> _Given exercise_
Restate the data exactly as given and keep the pictures out.

(Saved entries)
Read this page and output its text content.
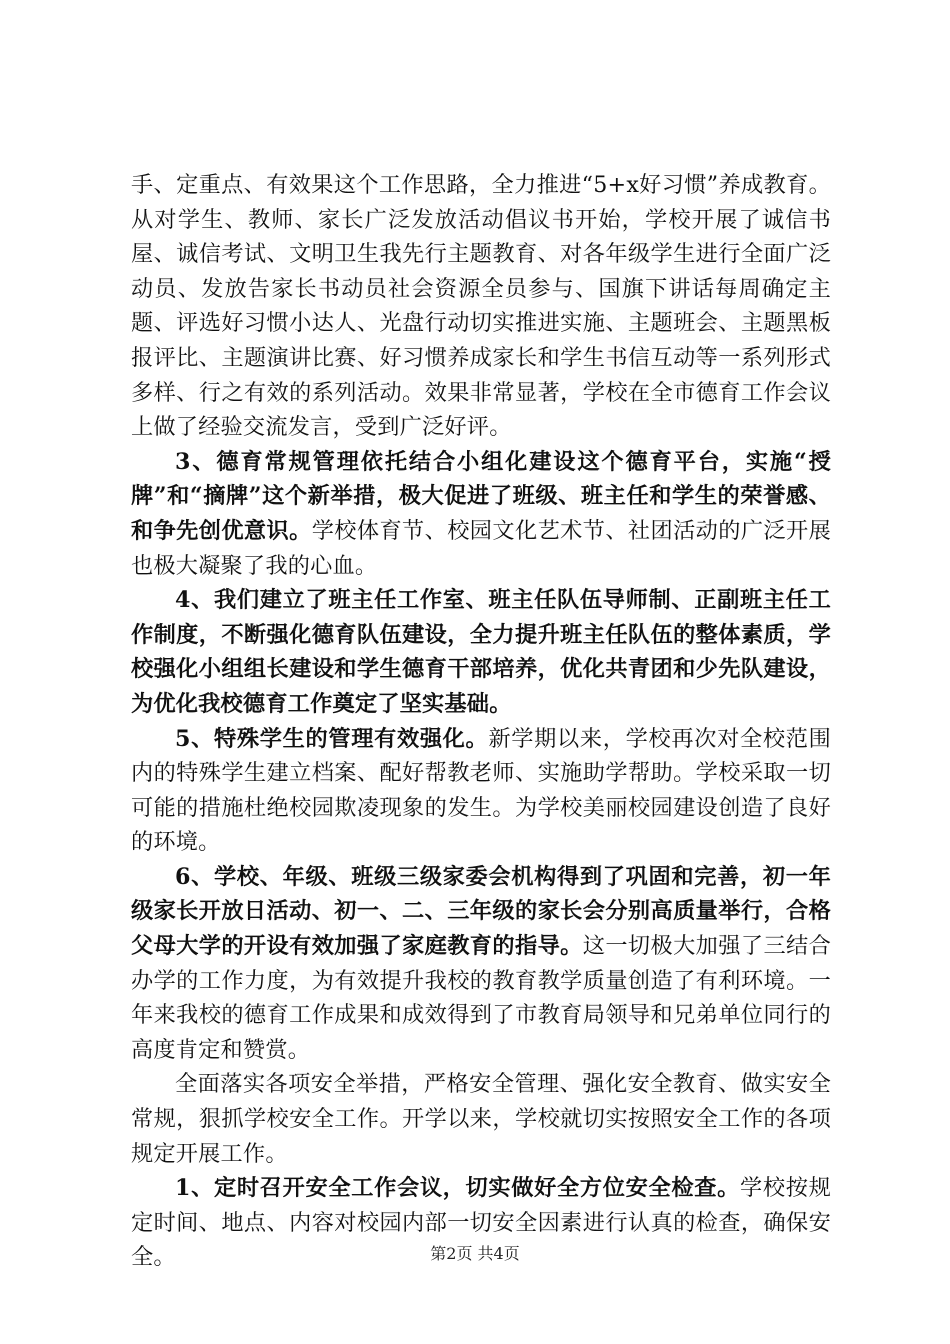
手、定重点、有效果这个工作思路，全力推进“5+x好习惯”养成教育。从对学生、教师、家长广泛发放活动倡议书开始，学校开展了诚信书屋、诚信考试、文明卫生我先行主题教育、对各年级学生进行全面广泛动员、发放告家长书动员社会资源全员参与、国旗下讲话每周确定主题、评选好习惯小达人、光盘行动切实推进实施、主题班会、主题黑板报评比、主题演讲比赛、好习惯养成家长和学生书信互动等一系列形式多样、行之有效的系列活动。效果非常显著，学校在全市德育工作会议上做了经验交流发言，受到广泛好评。

3、德育常规管理依托结合小组化建设这个德育平台，实施“授牌”和“摘牌”这个新举措，极大促进了班级、班主任和学生的荣誉感、和争先创优意识。学校体育节、校园文化艺术节、社团活动的广泛开展也极大凝聚了我的心血。

4、我们建立了班主任工作室、班主任队伍导师制、正副班主任工作制度，不断强化德育队伍建设，全力提升班主任队伍的整体素质，学校强化小组组长建设和学生德育干部培养，优化共青团和少先队建设，为优化我校德育工作奠定了坚实基础。

5、特殊学生的管理有效强化。新学期以来，学校再次对全校范围内的特殊学生建立档案、配好帮教老师、实施助学帮助。学校采取一切可能的措施杜绝校园欺凌现象的发生。为学校美丽校园建设创造了良好的环境。

6、学校、年级、班级三级家委会机构得到了巩固和完善，初一年级家长开放日活动、初一、二、三年级的家长会分别高质量举行，合格父母大学的开设有效加强了家庭教育的指导。这一切极大加强了三结合办学的工作力度，为有效提升我校的教育教学质量创造了有利环境。一年来我校的德育工作成果和成效得到了市教育局领导和兄弟单位同行的高度肯定和赞赏。

全面落实各项安全举措，严格安全管理、强化安全教育、做实安全常规，狠抓学校安全工作。开学以来，学校就切实按照安全工作的各项规定开展工作。

1、定时召开安全工作会议，切实做好全方位安全检查。学校按规定时间、地点、内容对校园内部一切安全因素进行认真的检查，确保安全。	第2页 共4页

> _The response_
Read this page and output its text content.
手、定重点、有效果这个工作思路，全力推进“5+x好习惯”养成教育。从对学生、教师、家长广泛发放活动倡议书开始，学校开展了诚信书屋、诚信考试、文明卫生我先行主题教育、对各年级学生进行全面广泛动员、发放告家长书动员社会资源全员参与、国旗下讲话每周确定主题、评选好习惯小达人、光盘行动切实推进实施、主题班会、主题黑板报评比、主题演讲比赛、好习惯养成家长和学生书信互动等一系列形式多样、行之有效的系列活动。效果非常显著，学校在全市德育工作会议上做了经验交流发言，受到广泛好评。

3、德育常规管理依托结合小组化建设这个德育平台，实施“授牌”和“摘牌”这个新举措，极大促进了班级、班主任和学生的荣誉感、和争先创优意识。学校体育节、校园文化艺术节、社团活动的广泛开展也极大凝聚了我的心血。

4、我们建立了班主任工作室、班主任队伍导师制、正副班主任工作制度，不断强化德育队伍建设，全力提升班主任队伍的整体素质，学校强化小组组长建设和学生德育干部培养，优化共青团和少先队建设，为优化我校德育工作奠定了坚实基础。

5、特殊学生的管理有效强化。新学期以来，学校再次对全校范围内的特殊学生建立档案、配好帮教老师、实施助学帮助。学校采取一切可能的措施杜绝校园欺凌现象的发生。为学校美丽校园建设创造了良好的环境。

6、学校、年级、班级三级家委会机构得到了巩固和完善，初一年级家长开放日活动、初一、二、三年级的家长会分别高质量举行，合格父母大学的开设有效加强了家庭教育的指导。这一切极大加强了三结合办学的工作力度，为有效提升我校的教育教学质量创造了有利环境。一年来我校的德育工作成果和成效得到了市教育局领导和兄弟单位同行的高度肯定和赞赏。

全面落实各项安全举措，严格安全管理、强化安全教育、做实安全常规，狠抓学校安全工作。开学以来，学校就切实按照安全工作的各项规定开展工作。

1、定时召开安全工作会议，切实做好全方位安全检查。学校按规定时间、地点、内容对校园内部一切安全因素进行认真的检查，确保安全。	第2页 共4页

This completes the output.